Copy the records below word for word, from the start of the records through the line that contains "wp-fusion-sidebar-box: WP F".
---
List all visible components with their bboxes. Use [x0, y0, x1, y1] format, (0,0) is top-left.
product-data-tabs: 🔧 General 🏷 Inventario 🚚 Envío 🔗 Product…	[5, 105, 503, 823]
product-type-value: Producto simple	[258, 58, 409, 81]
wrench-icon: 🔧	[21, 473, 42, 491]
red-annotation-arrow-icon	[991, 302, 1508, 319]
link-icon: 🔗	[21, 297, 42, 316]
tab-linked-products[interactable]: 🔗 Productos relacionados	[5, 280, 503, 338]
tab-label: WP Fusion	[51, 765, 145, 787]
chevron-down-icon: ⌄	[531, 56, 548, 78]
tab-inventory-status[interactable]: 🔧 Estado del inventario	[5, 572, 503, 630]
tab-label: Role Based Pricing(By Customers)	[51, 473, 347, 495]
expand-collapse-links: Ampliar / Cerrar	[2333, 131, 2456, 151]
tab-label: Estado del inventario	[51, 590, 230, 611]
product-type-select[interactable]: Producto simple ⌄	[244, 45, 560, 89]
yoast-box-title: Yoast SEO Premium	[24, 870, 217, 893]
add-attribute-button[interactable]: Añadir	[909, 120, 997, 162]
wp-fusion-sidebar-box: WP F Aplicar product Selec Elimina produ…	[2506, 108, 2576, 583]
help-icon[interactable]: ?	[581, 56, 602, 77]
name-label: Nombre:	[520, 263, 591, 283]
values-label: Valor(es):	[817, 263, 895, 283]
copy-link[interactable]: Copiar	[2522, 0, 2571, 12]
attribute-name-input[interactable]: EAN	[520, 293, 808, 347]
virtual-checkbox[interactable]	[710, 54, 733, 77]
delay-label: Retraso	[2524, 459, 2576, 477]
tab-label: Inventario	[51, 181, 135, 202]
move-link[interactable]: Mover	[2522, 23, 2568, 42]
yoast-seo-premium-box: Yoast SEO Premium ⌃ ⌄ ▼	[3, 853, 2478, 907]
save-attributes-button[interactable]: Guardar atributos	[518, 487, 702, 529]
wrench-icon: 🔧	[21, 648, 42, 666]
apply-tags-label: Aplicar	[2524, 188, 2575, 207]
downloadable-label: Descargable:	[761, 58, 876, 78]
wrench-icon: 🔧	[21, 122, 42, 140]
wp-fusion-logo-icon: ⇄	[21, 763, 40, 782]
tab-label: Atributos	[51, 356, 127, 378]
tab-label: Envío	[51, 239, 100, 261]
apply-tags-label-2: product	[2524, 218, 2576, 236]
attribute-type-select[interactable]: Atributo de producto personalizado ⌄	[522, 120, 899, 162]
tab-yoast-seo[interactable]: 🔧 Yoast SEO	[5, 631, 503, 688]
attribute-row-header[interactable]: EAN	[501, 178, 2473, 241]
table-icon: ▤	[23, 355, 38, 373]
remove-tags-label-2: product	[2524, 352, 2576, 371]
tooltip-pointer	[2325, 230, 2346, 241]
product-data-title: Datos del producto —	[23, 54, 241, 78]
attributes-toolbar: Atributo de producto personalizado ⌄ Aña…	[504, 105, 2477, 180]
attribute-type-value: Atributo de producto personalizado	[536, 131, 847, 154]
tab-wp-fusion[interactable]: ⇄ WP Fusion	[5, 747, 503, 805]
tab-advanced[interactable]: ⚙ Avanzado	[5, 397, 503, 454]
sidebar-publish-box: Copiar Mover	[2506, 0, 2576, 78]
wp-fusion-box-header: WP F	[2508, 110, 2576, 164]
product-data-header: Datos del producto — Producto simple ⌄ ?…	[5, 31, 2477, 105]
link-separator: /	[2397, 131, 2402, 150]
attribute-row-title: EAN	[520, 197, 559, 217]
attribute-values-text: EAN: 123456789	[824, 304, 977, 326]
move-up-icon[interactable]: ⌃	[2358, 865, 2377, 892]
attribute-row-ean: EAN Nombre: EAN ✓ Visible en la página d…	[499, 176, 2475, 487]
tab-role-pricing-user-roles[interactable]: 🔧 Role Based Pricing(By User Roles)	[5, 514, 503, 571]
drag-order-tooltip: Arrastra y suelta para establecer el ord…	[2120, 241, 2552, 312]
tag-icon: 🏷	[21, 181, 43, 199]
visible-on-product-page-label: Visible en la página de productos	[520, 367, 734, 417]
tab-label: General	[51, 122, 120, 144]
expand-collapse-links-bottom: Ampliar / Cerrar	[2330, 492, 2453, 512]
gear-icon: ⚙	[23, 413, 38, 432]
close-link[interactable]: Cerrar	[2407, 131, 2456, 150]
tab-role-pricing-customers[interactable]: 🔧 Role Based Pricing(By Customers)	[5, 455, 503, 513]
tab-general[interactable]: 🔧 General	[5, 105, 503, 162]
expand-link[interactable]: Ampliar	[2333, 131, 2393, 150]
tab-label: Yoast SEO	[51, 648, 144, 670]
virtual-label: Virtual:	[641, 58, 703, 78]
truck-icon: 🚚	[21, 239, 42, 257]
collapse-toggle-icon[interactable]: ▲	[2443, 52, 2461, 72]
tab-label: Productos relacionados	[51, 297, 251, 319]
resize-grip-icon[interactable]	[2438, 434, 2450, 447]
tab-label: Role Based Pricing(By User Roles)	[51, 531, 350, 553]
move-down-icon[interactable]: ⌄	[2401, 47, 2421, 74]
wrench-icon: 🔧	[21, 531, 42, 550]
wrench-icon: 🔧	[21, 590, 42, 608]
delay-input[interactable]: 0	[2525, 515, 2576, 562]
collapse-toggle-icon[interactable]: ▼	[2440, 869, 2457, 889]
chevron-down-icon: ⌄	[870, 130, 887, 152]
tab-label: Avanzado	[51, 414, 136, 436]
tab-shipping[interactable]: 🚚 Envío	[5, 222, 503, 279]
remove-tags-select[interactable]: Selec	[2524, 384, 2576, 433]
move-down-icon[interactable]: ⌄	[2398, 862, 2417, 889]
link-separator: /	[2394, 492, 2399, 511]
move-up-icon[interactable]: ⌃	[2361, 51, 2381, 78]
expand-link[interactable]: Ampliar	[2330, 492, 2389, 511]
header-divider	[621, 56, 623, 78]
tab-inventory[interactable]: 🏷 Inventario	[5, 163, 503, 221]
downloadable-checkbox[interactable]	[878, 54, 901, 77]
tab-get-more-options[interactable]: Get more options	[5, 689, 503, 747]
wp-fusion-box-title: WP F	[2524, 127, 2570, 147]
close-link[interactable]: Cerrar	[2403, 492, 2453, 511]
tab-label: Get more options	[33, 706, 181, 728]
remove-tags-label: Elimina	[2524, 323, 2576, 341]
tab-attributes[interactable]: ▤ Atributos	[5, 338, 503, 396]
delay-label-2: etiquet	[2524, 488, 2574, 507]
---
§ **Task answer**
List all visible components with their bboxes. Use [x0, y0, x1, y1] format, (0,0) is top-left.
product-data-tabs: 🔧 General 🏷 Inventario 🚚 Envío 🔗 Product…	[5, 105, 503, 823]
product-type-value: Producto simple	[258, 58, 409, 81]
wrench-icon: 🔧	[21, 473, 42, 491]
red-annotation-arrow-icon	[991, 302, 1508, 319]
link-icon: 🔗	[21, 297, 42, 316]
tab-linked-products[interactable]: 🔗 Productos relacionados	[5, 280, 503, 338]
tab-label: WP Fusion	[51, 765, 145, 787]
chevron-down-icon: ⌄	[531, 56, 548, 78]
tab-inventory-status[interactable]: 🔧 Estado del inventario	[5, 572, 503, 630]
tab-label: Role Based Pricing(By Customers)	[51, 473, 347, 495]
expand-collapse-links: Ampliar / Cerrar	[2333, 131, 2456, 151]
tab-label: Estado del inventario	[51, 590, 230, 611]
product-type-select[interactable]: Producto simple ⌄	[244, 45, 560, 89]
yoast-box-title: Yoast SEO Premium	[24, 870, 217, 893]
add-attribute-button[interactable]: Añadir	[909, 120, 997, 162]
wp-fusion-sidebar-box: WP F Aplicar product Selec Elimina produ…	[2506, 108, 2576, 583]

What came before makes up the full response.